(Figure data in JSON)
•••
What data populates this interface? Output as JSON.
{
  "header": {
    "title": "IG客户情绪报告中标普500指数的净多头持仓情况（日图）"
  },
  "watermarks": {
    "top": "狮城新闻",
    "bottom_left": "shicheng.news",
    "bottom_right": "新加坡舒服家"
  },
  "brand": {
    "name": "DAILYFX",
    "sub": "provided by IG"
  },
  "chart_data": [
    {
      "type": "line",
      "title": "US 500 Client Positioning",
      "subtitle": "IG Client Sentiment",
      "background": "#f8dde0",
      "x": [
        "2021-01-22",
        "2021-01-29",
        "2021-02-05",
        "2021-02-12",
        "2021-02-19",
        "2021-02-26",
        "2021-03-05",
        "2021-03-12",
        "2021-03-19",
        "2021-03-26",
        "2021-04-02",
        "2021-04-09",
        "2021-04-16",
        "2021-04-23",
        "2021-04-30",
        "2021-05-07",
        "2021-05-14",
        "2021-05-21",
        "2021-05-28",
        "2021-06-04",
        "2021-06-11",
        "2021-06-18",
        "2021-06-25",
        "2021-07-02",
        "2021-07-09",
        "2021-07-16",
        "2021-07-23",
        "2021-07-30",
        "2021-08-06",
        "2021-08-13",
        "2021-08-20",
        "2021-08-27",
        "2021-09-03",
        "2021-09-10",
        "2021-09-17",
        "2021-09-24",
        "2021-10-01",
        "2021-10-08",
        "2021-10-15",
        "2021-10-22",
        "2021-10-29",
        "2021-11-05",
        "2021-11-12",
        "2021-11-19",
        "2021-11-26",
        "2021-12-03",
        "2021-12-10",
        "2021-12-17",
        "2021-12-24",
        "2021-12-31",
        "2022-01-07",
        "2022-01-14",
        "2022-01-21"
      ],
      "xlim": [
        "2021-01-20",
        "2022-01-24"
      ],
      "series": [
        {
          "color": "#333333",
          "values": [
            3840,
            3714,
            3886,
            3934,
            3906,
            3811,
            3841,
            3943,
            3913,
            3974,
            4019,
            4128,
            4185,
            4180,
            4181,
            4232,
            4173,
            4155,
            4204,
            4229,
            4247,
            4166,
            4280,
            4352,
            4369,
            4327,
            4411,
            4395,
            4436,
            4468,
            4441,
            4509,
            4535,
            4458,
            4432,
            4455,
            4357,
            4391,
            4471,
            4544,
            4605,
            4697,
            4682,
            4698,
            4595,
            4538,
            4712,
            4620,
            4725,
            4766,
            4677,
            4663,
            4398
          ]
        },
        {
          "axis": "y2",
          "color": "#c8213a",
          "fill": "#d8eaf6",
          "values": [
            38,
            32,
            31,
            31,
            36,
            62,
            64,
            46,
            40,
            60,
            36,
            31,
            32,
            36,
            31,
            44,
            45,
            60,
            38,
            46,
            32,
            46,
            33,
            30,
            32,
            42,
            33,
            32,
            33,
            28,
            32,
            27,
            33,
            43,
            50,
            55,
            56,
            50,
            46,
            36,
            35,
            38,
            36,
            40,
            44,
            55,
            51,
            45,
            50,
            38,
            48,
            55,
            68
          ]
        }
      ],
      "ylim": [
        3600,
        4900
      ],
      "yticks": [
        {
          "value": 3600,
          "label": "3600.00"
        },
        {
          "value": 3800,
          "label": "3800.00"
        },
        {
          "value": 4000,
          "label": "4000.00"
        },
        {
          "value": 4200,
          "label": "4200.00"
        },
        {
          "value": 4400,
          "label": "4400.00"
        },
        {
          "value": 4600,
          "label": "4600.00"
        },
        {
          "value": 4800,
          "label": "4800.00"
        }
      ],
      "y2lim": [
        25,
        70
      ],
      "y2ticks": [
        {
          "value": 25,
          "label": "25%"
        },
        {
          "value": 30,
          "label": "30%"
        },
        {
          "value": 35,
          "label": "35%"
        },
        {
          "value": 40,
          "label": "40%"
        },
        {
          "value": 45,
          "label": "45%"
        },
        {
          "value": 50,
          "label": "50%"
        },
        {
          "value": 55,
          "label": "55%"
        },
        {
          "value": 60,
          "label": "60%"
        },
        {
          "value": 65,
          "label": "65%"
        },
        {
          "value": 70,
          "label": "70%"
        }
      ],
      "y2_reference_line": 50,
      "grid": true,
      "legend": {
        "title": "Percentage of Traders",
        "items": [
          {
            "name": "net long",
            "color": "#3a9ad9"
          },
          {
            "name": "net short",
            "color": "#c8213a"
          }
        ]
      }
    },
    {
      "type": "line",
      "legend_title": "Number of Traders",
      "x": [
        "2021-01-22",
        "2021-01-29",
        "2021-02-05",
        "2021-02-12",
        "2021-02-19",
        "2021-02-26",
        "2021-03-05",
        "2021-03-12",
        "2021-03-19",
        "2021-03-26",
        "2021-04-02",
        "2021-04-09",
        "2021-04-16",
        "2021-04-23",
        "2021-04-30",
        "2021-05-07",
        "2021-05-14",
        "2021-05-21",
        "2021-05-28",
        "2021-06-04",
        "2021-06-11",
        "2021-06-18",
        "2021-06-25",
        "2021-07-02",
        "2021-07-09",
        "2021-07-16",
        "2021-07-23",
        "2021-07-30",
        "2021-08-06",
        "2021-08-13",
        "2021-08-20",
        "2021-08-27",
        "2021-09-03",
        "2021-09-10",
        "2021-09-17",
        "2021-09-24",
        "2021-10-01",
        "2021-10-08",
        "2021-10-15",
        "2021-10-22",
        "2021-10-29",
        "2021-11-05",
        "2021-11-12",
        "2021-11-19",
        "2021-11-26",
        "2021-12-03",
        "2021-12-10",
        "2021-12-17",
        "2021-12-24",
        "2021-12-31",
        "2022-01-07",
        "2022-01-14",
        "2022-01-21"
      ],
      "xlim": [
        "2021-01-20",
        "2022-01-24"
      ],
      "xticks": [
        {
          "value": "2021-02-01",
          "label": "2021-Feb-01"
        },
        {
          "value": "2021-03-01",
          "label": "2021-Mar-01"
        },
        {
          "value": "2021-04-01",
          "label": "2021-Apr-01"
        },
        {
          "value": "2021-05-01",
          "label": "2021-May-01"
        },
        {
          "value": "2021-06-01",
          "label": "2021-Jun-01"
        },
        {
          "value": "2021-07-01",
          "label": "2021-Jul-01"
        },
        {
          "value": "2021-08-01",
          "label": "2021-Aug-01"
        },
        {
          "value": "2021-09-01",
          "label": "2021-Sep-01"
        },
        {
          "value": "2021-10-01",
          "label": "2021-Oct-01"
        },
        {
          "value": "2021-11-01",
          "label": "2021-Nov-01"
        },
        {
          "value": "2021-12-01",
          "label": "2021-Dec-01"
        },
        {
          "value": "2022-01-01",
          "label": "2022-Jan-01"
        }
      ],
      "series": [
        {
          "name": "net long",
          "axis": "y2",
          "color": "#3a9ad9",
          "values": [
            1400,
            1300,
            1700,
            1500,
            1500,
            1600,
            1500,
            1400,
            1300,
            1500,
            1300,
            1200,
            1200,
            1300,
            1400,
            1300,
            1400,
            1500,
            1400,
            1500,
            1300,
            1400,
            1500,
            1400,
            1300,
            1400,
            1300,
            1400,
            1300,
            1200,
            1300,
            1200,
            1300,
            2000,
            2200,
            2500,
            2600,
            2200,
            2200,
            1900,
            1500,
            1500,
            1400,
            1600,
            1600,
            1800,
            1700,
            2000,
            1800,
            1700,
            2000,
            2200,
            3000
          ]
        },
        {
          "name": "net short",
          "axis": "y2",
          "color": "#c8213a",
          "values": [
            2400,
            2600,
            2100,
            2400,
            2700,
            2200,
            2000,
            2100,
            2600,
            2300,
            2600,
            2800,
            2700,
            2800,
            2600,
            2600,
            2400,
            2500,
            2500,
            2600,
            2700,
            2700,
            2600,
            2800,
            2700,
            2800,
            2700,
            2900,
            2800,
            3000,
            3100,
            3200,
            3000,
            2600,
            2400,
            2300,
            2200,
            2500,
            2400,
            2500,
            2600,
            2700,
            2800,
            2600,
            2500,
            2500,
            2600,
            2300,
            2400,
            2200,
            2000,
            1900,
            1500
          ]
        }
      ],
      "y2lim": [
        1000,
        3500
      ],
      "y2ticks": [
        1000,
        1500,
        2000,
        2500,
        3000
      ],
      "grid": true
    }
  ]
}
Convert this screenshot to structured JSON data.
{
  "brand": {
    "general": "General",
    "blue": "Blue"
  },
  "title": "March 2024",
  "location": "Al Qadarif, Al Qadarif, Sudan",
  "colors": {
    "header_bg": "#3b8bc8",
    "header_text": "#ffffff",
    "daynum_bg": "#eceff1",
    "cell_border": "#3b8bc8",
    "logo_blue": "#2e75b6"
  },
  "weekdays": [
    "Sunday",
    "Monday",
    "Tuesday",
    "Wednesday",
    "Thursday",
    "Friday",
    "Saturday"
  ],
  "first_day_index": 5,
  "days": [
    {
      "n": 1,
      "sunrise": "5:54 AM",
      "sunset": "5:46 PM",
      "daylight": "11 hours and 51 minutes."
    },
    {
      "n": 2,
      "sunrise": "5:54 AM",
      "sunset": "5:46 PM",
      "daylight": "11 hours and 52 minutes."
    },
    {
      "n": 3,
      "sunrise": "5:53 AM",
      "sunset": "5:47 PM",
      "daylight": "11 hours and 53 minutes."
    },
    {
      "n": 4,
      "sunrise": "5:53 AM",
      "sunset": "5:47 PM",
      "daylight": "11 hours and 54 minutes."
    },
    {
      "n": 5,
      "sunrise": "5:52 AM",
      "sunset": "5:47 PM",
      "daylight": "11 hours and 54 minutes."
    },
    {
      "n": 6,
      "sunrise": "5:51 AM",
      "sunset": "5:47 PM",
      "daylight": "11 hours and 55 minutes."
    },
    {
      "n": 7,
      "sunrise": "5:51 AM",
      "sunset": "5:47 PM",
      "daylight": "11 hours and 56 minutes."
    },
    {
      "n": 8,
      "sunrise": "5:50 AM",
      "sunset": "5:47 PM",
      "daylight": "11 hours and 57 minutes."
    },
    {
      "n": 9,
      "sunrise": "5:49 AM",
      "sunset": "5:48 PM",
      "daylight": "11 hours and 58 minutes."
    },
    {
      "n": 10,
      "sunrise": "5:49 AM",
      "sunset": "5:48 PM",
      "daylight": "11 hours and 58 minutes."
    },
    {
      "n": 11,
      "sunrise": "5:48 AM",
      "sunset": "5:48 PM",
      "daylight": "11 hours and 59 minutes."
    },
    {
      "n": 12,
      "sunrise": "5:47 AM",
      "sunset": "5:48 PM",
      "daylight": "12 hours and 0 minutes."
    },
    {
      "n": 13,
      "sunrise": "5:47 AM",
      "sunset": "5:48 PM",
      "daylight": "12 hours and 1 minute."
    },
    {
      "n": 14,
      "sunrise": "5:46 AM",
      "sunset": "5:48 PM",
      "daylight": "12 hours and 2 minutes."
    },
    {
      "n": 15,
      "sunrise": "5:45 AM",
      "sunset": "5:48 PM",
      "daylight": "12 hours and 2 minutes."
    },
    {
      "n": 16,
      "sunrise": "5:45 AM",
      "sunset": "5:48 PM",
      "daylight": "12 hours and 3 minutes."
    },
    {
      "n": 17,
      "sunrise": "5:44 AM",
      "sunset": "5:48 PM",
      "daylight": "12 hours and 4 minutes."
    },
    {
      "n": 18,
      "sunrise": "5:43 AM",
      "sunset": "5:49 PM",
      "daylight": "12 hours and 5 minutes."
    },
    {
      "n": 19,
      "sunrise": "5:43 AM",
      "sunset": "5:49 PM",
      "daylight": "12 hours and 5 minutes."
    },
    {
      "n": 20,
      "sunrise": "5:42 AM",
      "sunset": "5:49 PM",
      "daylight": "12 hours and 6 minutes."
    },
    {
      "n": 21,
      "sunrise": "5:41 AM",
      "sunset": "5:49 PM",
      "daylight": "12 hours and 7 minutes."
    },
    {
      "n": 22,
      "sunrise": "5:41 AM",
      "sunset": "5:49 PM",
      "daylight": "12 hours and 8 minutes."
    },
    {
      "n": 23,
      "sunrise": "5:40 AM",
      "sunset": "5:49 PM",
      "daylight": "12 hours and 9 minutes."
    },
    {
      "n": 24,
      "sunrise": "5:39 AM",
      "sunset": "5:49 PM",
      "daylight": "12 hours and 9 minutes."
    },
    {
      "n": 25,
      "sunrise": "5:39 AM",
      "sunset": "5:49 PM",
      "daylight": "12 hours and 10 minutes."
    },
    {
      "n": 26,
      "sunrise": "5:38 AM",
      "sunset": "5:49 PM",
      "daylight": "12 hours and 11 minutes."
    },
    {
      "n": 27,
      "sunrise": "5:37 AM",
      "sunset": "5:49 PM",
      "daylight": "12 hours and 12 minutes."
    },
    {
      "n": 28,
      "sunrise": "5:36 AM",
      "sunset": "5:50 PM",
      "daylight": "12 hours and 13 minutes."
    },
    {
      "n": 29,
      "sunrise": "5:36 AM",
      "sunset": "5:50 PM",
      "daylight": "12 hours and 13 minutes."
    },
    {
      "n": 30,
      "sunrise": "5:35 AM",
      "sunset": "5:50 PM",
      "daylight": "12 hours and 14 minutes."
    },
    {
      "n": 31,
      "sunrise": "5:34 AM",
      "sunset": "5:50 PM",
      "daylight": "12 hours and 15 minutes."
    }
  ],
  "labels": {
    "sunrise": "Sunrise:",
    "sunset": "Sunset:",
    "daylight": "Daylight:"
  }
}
•••
WORK TO BE COMPLETED: Reply with the number of lines in the material above that contain "Traders", and nothing more.

TASK RESPONSE: 2